What this task involves: Of all the lines in the records, how many hold the word "regimes"? Answer with the number only.

>> start

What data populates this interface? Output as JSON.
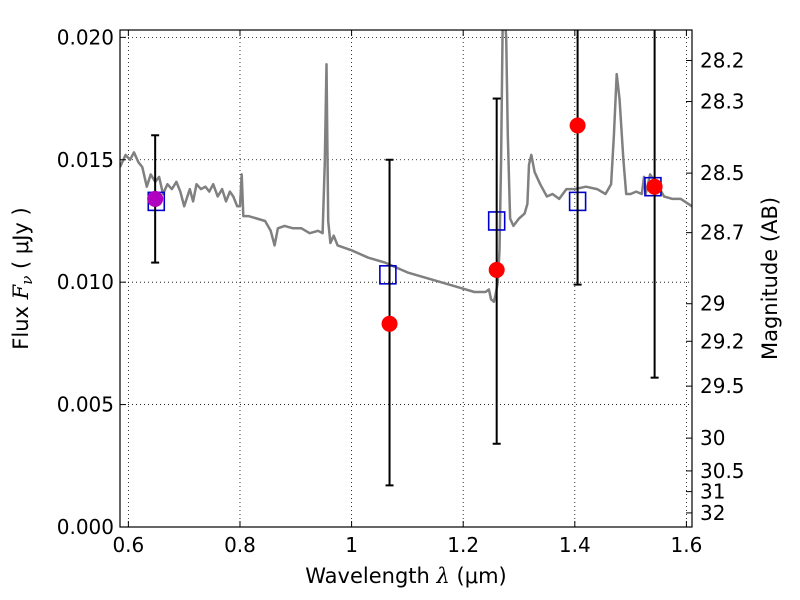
{
  "chart_data": {
    "type": "scatter",
    "xlabel": "Wavelength",
    "xlabel_symbol": "λ",
    "xlabel_unit": "(μm)",
    "ylabel": "Flux",
    "ylabel_symbol": "F",
    "ylabel_subscript": "ν",
    "ylabel_unit": "( μJy )",
    "y2label": "Magnitude (AB)",
    "xlim": [
      0.585,
      1.61
    ],
    "ylim": [
      0.0,
      0.0203
    ],
    "grid": true,
    "x_ticks": [
      {
        "value": 0.6,
        "label": "0.6"
      },
      {
        "value": 0.8,
        "label": "0.8"
      },
      {
        "value": 1.0,
        "label": "1"
      },
      {
        "value": 1.2,
        "label": "1.2"
      },
      {
        "value": 1.4,
        "label": "1.4"
      },
      {
        "value": 1.6,
        "label": "1.6"
      }
    ],
    "y_ticks": [
      {
        "value": 0.0,
        "label": "0.000"
      },
      {
        "value": 0.005,
        "label": "0.005"
      },
      {
        "value": 0.01,
        "label": "0.010"
      },
      {
        "value": 0.015,
        "label": "0.015"
      },
      {
        "value": 0.02,
        "label": "0.020"
      }
    ],
    "y2_ticks": [
      {
        "mag": 28.2,
        "label": "28.2"
      },
      {
        "mag": 28.3,
        "label": "28.3"
      },
      {
        "mag": 28.5,
        "label": "28.5"
      },
      {
        "mag": 28.7,
        "label": "28.7"
      },
      {
        "mag": 29.0,
        "label": "29"
      },
      {
        "mag": 29.2,
        "label": "29.2"
      },
      {
        "mag": 29.5,
        "label": "29.5"
      },
      {
        "mag": 30.0,
        "label": "30"
      },
      {
        "mag": 30.5,
        "label": "30.5"
      },
      {
        "mag": 31.0,
        "label": "31"
      },
      {
        "mag": 32.0,
        "label": "32"
      }
    ],
    "series": [
      {
        "kind": "line",
        "color": "#808080",
        "points": [
          [
            0.585,
            0.0147
          ],
          [
            0.595,
            0.0152
          ],
          [
            0.603,
            0.015
          ],
          [
            0.61,
            0.0153
          ],
          [
            0.618,
            0.0149
          ],
          [
            0.625,
            0.0147
          ],
          [
            0.633,
            0.0139
          ],
          [
            0.64,
            0.0144
          ],
          [
            0.648,
            0.0141
          ],
          [
            0.655,
            0.0143
          ],
          [
            0.662,
            0.0136
          ],
          [
            0.67,
            0.014
          ],
          [
            0.678,
            0.0138
          ],
          [
            0.686,
            0.0141
          ],
          [
            0.693,
            0.0137
          ],
          [
            0.7,
            0.0131
          ],
          [
            0.71,
            0.0138
          ],
          [
            0.716,
            0.0133
          ],
          [
            0.722,
            0.014
          ],
          [
            0.73,
            0.0138
          ],
          [
            0.738,
            0.0139
          ],
          [
            0.745,
            0.0137
          ],
          [
            0.752,
            0.014
          ],
          [
            0.76,
            0.0135
          ],
          [
            0.768,
            0.0138
          ],
          [
            0.775,
            0.0133
          ],
          [
            0.782,
            0.0137
          ],
          [
            0.788,
            0.0135
          ],
          [
            0.795,
            0.0131
          ],
          [
            0.8,
            0.0131
          ],
          [
            0.803,
            0.0144
          ],
          [
            0.806,
            0.0127
          ],
          [
            0.815,
            0.0127
          ],
          [
            0.83,
            0.0126
          ],
          [
            0.845,
            0.0125
          ],
          [
            0.855,
            0.0121
          ],
          [
            0.862,
            0.0115
          ],
          [
            0.868,
            0.0122
          ],
          [
            0.88,
            0.0123
          ],
          [
            0.895,
            0.0122
          ],
          [
            0.91,
            0.0122
          ],
          [
            0.925,
            0.012
          ],
          [
            0.94,
            0.0121
          ],
          [
            0.948,
            0.012
          ],
          [
            0.952,
            0.0149
          ],
          [
            0.955,
            0.0189
          ],
          [
            0.958,
            0.0125
          ],
          [
            0.962,
            0.0116
          ],
          [
            0.968,
            0.0119
          ],
          [
            0.975,
            0.0115
          ],
          [
            1.0,
            0.0113
          ],
          [
            1.03,
            0.011
          ],
          [
            1.06,
            0.0108
          ],
          [
            1.1,
            0.0104
          ],
          [
            1.13,
            0.0102
          ],
          [
            1.16,
            0.01
          ],
          [
            1.19,
            0.0098
          ],
          [
            1.22,
            0.0096
          ],
          [
            1.24,
            0.0096
          ],
          [
            1.246,
            0.0097
          ],
          [
            1.25,
            0.0093
          ],
          [
            1.255,
            0.0092
          ],
          [
            1.258,
            0.0095
          ],
          [
            1.262,
            0.01
          ],
          [
            1.265,
            0.0113
          ],
          [
            1.268,
            0.015
          ],
          [
            1.271,
            0.021
          ],
          [
            1.274,
            0.021
          ],
          [
            1.277,
            0.02
          ],
          [
            1.28,
            0.016
          ],
          [
            1.284,
            0.0126
          ],
          [
            1.29,
            0.0123
          ],
          [
            1.3,
            0.0126
          ],
          [
            1.31,
            0.0128
          ],
          [
            1.315,
            0.0132
          ],
          [
            1.318,
            0.0148
          ],
          [
            1.322,
            0.0152
          ],
          [
            1.328,
            0.0145
          ],
          [
            1.338,
            0.014
          ],
          [
            1.35,
            0.0135
          ],
          [
            1.36,
            0.0136
          ],
          [
            1.372,
            0.0134
          ],
          [
            1.385,
            0.0138
          ],
          [
            1.4,
            0.0138
          ],
          [
            1.42,
            0.0139
          ],
          [
            1.44,
            0.0138
          ],
          [
            1.455,
            0.0136
          ],
          [
            1.465,
            0.014
          ],
          [
            1.47,
            0.016
          ],
          [
            1.475,
            0.0185
          ],
          [
            1.48,
            0.0175
          ],
          [
            1.487,
            0.015
          ],
          [
            1.492,
            0.0136
          ],
          [
            1.5,
            0.0136
          ],
          [
            1.51,
            0.0137
          ],
          [
            1.52,
            0.0136
          ],
          [
            1.524,
            0.0143
          ],
          [
            1.527,
            0.0136
          ],
          [
            1.535,
            0.0144
          ],
          [
            1.55,
            0.0139
          ],
          [
            1.56,
            0.0135
          ],
          [
            1.575,
            0.0134
          ],
          [
            1.59,
            0.0134
          ],
          [
            1.61,
            0.0131
          ]
        ]
      },
      {
        "kind": "open_square",
        "color": "#0000cc",
        "points": [
          [
            0.65,
            0.0133
          ],
          [
            1.065,
            0.0103
          ],
          [
            1.26,
            0.0125
          ],
          [
            1.405,
            0.0133
          ],
          [
            1.54,
            0.0139
          ]
        ]
      },
      {
        "kind": "filled_circle",
        "color": "#ff0000",
        "highlight_color": "#b000c0",
        "points": [
          {
            "x": 0.648,
            "y": 0.0134,
            "err_low": 0.0108,
            "err_high": 0.016,
            "highlight": true
          },
          {
            "x": 1.068,
            "y": 0.0083,
            "err_low": 0.0017,
            "err_high": 0.015
          },
          {
            "x": 1.26,
            "y": 0.0105,
            "err_low": 0.0034,
            "err_high": 0.0175
          },
          {
            "x": 1.405,
            "y": 0.0164,
            "err_low": 0.0099,
            "err_high": 0.021
          },
          {
            "x": 1.543,
            "y": 0.0139,
            "err_low": 0.0061,
            "err_high": 0.021
          }
        ]
      }
    ]
  }
}
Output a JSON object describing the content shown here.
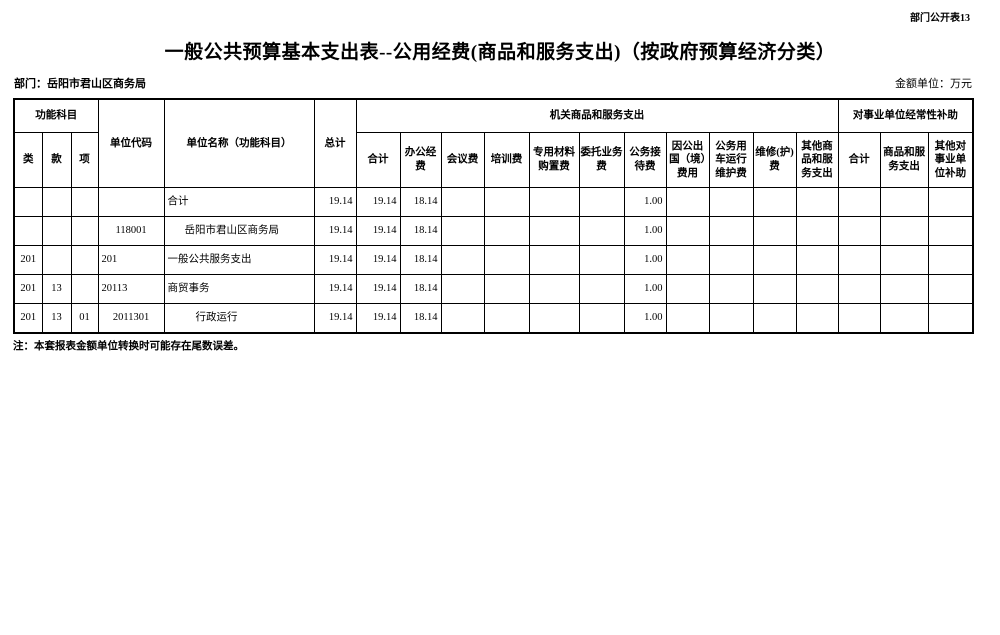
{
  "meta": {
    "table_tag": "部门公开表13",
    "title": "一般公共预算基本支出表--公用经费(商品和服务支出)（按政府预算经济分类）",
    "department_label": "部门：",
    "department": "岳阳市君山区商务局",
    "unit_label": "金额单位：",
    "unit": "万元",
    "note": "注：本套报表金额单位转换时可能存在尾数误差。"
  },
  "table": {
    "header": {
      "func_group": "功能科目",
      "func_cols": [
        "类",
        "款",
        "项"
      ],
      "unit_code": "单位代码",
      "unit_name": "单位名称（功能科目）",
      "total": "总计",
      "group1": "机关商品和服务支出",
      "group1_cols": [
        "合计",
        "办公经费",
        "会议费",
        "培训费",
        "专用材料购置费",
        "委托业务费",
        "公务接待费",
        "因公出国（境）费用",
        "公务用车运行维护费",
        "维修(护)费",
        "其他商品和服务支出"
      ],
      "group2": "对事业单位经常性补助",
      "group2_cols": [
        "合计",
        "商品和服务支出",
        "其他对事业单位补助"
      ]
    },
    "rows": [
      {
        "cls": "",
        "sec": "",
        "itm": "",
        "code": "",
        "code_align": "left",
        "name": "合计",
        "indent": 0,
        "vals": [
          "19.14",
          "19.14",
          "18.14",
          "",
          "",
          "",
          "",
          "1.00",
          "",
          "",
          "",
          "",
          "",
          "",
          ""
        ]
      },
      {
        "cls": "",
        "sec": "",
        "itm": "",
        "code": "118001",
        "code_align": "center",
        "name": "岳阳市君山区商务局",
        "indent": 1,
        "vals": [
          "19.14",
          "19.14",
          "18.14",
          "",
          "",
          "",
          "",
          "1.00",
          "",
          "",
          "",
          "",
          "",
          "",
          ""
        ]
      },
      {
        "cls": "201",
        "sec": "",
        "itm": "",
        "code": "201",
        "code_align": "left",
        "name": "一般公共服务支出",
        "indent": 0,
        "vals": [
          "19.14",
          "19.14",
          "18.14",
          "",
          "",
          "",
          "",
          "1.00",
          "",
          "",
          "",
          "",
          "",
          "",
          ""
        ]
      },
      {
        "cls": "201",
        "sec": "13",
        "itm": "",
        "code": "20113",
        "code_align": "left",
        "name": "商贸事务",
        "indent": 0,
        "vals": [
          "19.14",
          "19.14",
          "18.14",
          "",
          "",
          "",
          "",
          "1.00",
          "",
          "",
          "",
          "",
          "",
          "",
          ""
        ]
      },
      {
        "cls": "201",
        "sec": "13",
        "itm": "01",
        "code": "2011301",
        "code_align": "center",
        "name": "行政运行",
        "indent": 2,
        "vals": [
          "19.14",
          "19.14",
          "18.14",
          "",
          "",
          "",
          "",
          "1.00",
          "",
          "",
          "",
          "",
          "",
          "",
          ""
        ]
      }
    ]
  }
}
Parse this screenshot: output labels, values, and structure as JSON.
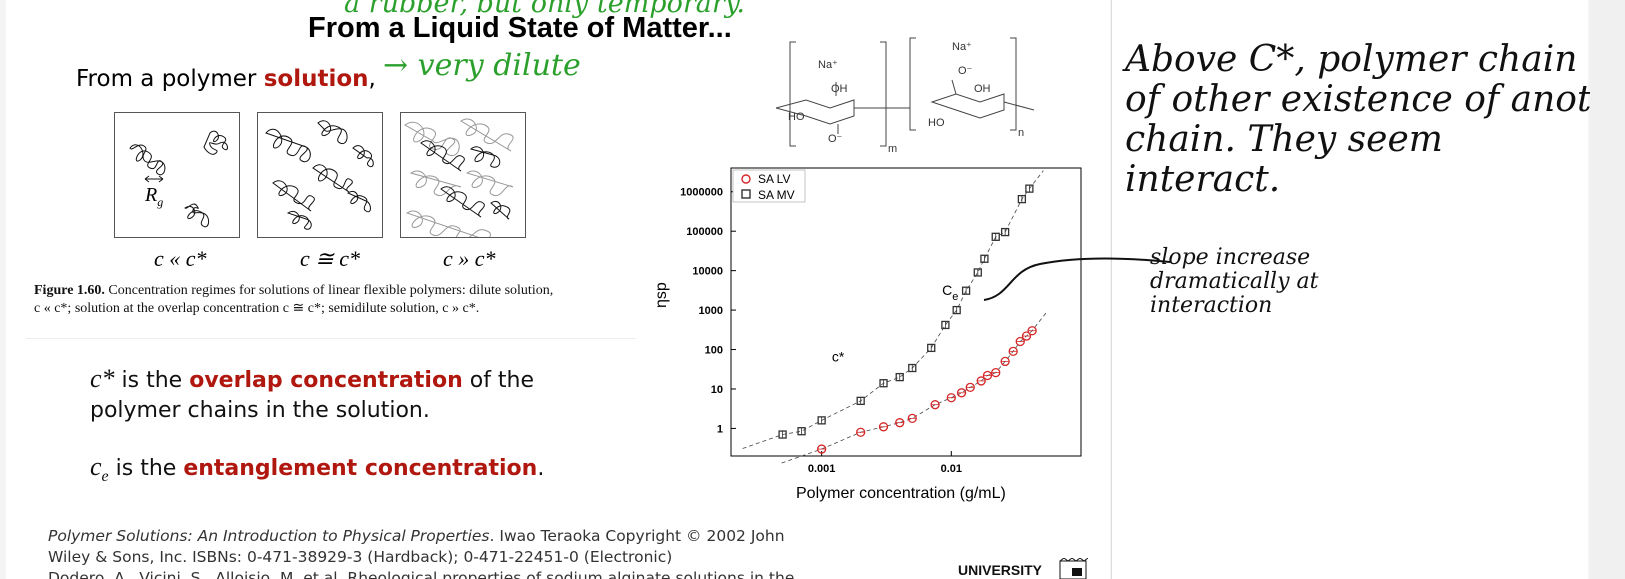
{
  "slide": {
    "title": "From a Liquid State of Matter...",
    "lead_text": "From a polymer ",
    "lead_highlight": "solution",
    "lead_comma": ",",
    "annotation_top": "a rubber, but only temporary.",
    "annotation_lead": "→ very dilute",
    "figure": {
      "rg_label": "R",
      "rg_sub": "g",
      "regimes": [
        "c « c*",
        "c ≅ c*",
        "c » c*"
      ],
      "caption_bold": "Figure 1.60.",
      "caption_line1": "Concentration regimes for solutions of linear flexible polymers: dilute solution,",
      "caption_line2": "c « c*; solution at the overlap concentration c ≅ c*; semidilute solution, c » c*."
    },
    "def1_symbol": "c*",
    "def1_pre": " is the ",
    "def1_highlight": "overlap concentration",
    "def1_post": " of the",
    "def1_line2": "polymer chains in the solution.",
    "def2_symbol": "c",
    "def2_sub": "e",
    "def2_pre": " is the ",
    "def2_highlight": "entanglement concentration",
    "def2_post": ".",
    "ref_line1_italic": "Polymer Solutions: An Introduction to Physical Properties",
    "ref_line1_rest": ". Iwao Teraoka Copyright © 2002 John",
    "ref_line2": "Wiley & Sons, Inc. ISBNs: 0-471-38929-3 (Hardback); 0-471-22451-0 (Electronic)",
    "ref_line3": "Dodero, A., Vicini, S., Alloisio, M. et al. Rheological properties of sodium alginate solutions in the",
    "university_label": "UNIVERSITY",
    "chem": {
      "na1": "Na⁺",
      "na2": "Na⁺",
      "oh1": "OH",
      "oh2": "OH",
      "ho1": "HO",
      "ho2": "HO",
      "o_minus": "O⁻",
      "m": "m",
      "n": "n"
    }
  },
  "chart_data": {
    "type": "scatter",
    "xlabel": "Polymer concentration (g/mL)",
    "ylabel": "ηsp",
    "xscale": "log",
    "yscale": "log",
    "xlim": [
      0.0002,
      0.1
    ],
    "ylim": [
      0.2,
      4000000
    ],
    "x_ticks": [
      "0.001",
      "0.01"
    ],
    "y_ticks": [
      "1",
      "10",
      "100",
      "1000",
      "10000",
      "100000",
      "1000000"
    ],
    "series": [
      {
        "name": "SA LV",
        "marker": "circle",
        "color": "#d62728",
        "points": [
          [
            0.001,
            0.3
          ],
          [
            0.002,
            0.8
          ],
          [
            0.003,
            1.1
          ],
          [
            0.004,
            1.4
          ],
          [
            0.005,
            1.8
          ],
          [
            0.0075,
            4
          ],
          [
            0.01,
            6
          ],
          [
            0.012,
            8
          ],
          [
            0.014,
            11
          ],
          [
            0.017,
            16
          ],
          [
            0.019,
            22
          ],
          [
            0.022,
            26
          ],
          [
            0.026,
            50
          ],
          [
            0.03,
            90
          ],
          [
            0.034,
            160
          ],
          [
            0.038,
            220
          ],
          [
            0.042,
            300
          ]
        ]
      },
      {
        "name": "SA MV",
        "marker": "square",
        "color": "#333333",
        "points": [
          [
            0.0005,
            0.7
          ],
          [
            0.0007,
            0.85
          ],
          [
            0.001,
            1.6
          ],
          [
            0.002,
            5
          ],
          [
            0.003,
            14
          ],
          [
            0.004,
            20
          ],
          [
            0.005,
            34
          ],
          [
            0.007,
            110
          ],
          [
            0.009,
            420
          ],
          [
            0.011,
            1000
          ],
          [
            0.013,
            3100
          ],
          [
            0.016,
            9000
          ],
          [
            0.018,
            20000
          ],
          [
            0.022,
            72000
          ],
          [
            0.026,
            95000
          ],
          [
            0.035,
            650000
          ],
          [
            0.04,
            1200000
          ]
        ]
      }
    ],
    "annotations": [
      {
        "text": "c*",
        "x": 0.0012,
        "y": 50
      },
      {
        "text": "C",
        "sub": "e",
        "x": 0.0085,
        "y": 2400
      }
    ],
    "legend_position": "top-left"
  },
  "notes": {
    "handwriting": [
      "Above C*, polymer chain",
      "of other existence of another",
      "chain. They seem",
      "interact."
    ],
    "callout": [
      "slope increase",
      "dramatically at",
      "interaction"
    ]
  }
}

>> end

Full answer: 2